## Task instructions
Exact repetition of every entry is required.

## Items
------------
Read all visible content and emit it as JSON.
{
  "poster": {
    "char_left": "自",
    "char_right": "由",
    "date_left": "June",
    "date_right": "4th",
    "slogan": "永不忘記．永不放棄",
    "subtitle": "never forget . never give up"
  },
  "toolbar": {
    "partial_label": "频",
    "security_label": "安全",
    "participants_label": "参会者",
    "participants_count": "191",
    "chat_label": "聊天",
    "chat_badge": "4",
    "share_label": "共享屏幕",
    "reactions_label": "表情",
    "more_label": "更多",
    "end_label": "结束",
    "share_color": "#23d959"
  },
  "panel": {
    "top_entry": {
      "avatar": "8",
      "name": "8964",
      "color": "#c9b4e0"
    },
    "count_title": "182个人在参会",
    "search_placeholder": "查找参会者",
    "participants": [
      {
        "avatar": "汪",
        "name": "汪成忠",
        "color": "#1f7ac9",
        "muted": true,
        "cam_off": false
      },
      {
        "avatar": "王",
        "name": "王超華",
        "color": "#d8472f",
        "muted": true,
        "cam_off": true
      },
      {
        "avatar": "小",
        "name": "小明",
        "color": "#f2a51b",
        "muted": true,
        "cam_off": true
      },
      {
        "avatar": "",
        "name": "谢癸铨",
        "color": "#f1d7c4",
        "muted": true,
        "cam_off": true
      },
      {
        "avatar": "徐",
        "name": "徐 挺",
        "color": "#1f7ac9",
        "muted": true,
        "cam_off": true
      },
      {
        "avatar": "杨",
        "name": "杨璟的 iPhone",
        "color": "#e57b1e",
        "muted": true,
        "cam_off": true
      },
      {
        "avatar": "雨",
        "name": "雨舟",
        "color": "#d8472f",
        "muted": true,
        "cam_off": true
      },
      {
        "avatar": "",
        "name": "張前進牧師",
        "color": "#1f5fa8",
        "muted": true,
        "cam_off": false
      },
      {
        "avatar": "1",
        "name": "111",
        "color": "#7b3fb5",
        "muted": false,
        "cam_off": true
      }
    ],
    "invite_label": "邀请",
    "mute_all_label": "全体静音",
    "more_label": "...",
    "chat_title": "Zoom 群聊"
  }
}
------------
## Answer to the exercise
Read all visible content and emit it as JSON.
{
  "poster": {
    "char_left": "自",
    "char_right": "由",
    "date_left": "June",
    "date_right": "4th",
    "slogan": "永不忘記．永不放棄",
    "subtitle": "never forget . never give up"
  },
  "toolbar": {
    "partial_label": "频",
    "security_label": "安全",
    "participants_label": "参会者",
    "participants_count": "191",
    "chat_label": "聊天",
    "chat_badge": "4",
    "share_label": "共享屏幕",
    "reactions_label": "表情",
    "more_label": "更多",
    "end_label": "结束",
    "share_color": "#23d959"
  },
  "panel": {
    "top_entry": {
      "avatar": "8",
      "name": "8964",
      "color": "#c9b4e0"
    },
    "count_title": "182个人在参会",
    "search_placeholder": "查找参会者",
    "participants": [
      {
        "avatar": "汪",
        "name": "汪成忠",
        "color": "#1f7ac9",
        "muted": true,
        "cam_off": false
      },
      {
        "avatar": "王",
        "name": "王超華",
        "color": "#d8472f",
        "muted": true,
        "cam_off": true
      },
      {
        "avatar": "小",
        "name": "小明",
        "color": "#f2a51b",
        "muted": true,
        "cam_off": true
      },
      {
        "avatar": "",
        "name": "谢癸铨",
        "color": "#f1d7c4",
        "muted": true,
        "cam_off": true
      },
      {
        "avatar": "徐",
        "name": "徐 挺",
        "color": "#1f7ac9",
        "muted": true,
        "cam_off": true
      },
      {
        "avatar": "杨",
        "name": "杨璟的 iPhone",
        "color": "#e57b1e",
        "muted": true,
        "cam_off": true
      },
      {
        "avatar": "雨",
        "name": "雨舟",
        "color": "#d8472f",
        "muted": true,
        "cam_off": true
      },
      {
        "avatar": "",
        "name": "張前進牧師",
        "color": "#1f5fa8",
        "muted": true,
        "cam_off": false
      },
      {
        "avatar": "1",
        "name": "111",
        "color": "#7b3fb5",
        "muted": false,
        "cam_off": true
      }
    ],
    "invite_label": "邀请",
    "mute_all_label": "全体静音",
    "more_label": "...",
    "chat_title": "Zoom 群聊"
  }
}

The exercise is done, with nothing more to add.